• Excerpted records:
◆ ◆ ◆ ◆ ◆

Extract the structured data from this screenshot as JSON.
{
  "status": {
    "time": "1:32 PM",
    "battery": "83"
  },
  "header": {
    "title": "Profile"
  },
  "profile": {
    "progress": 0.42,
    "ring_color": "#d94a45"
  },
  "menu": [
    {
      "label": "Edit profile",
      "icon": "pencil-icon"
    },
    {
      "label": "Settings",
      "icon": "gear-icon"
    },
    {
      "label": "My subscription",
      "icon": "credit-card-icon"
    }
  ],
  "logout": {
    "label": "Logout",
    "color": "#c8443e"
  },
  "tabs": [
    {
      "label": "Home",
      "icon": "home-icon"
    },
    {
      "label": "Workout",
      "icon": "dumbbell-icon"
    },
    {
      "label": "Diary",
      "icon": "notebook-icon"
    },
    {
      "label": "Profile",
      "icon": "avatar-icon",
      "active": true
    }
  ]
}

◆ ◆ ◆ ◆ ◆

• What the exercise asks: Report back each line of the entries that holds the string "label".

• Solution to this exercise:
      "label": "Edit profile",
      "label": "Settings",
      "label": "My subscription",
    "label": "Logout",
      "label": "Home",
      "label": "Workout",
      "label": "Diary",
      "label": "Profile",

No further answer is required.